AIM OF THE EXERCISE: Count each line in which the word "text" appears. Reply with the total and nothing more.

Dataset items

----

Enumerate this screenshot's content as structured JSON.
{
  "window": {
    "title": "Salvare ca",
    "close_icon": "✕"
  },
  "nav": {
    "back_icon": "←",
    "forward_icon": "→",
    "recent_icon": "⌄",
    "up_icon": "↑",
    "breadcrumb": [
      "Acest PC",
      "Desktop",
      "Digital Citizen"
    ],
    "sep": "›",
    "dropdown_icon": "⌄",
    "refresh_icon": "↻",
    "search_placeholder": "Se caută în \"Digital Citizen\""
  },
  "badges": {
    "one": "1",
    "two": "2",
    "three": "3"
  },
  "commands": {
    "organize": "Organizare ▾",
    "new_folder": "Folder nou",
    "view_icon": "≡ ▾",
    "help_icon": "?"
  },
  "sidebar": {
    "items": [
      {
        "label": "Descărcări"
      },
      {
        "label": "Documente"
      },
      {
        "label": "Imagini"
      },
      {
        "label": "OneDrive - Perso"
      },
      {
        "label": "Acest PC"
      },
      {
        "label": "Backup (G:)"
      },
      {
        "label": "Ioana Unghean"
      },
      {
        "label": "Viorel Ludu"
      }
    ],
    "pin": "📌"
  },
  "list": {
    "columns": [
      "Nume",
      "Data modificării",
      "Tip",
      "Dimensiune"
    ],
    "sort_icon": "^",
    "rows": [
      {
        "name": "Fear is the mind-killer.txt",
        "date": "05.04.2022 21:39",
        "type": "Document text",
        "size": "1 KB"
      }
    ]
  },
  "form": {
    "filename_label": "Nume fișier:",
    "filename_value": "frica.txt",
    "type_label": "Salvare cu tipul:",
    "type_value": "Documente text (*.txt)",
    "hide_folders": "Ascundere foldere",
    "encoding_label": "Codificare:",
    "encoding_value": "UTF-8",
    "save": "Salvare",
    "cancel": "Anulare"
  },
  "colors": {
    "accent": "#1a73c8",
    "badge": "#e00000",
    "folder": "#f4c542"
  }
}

----

THE REPLY: 2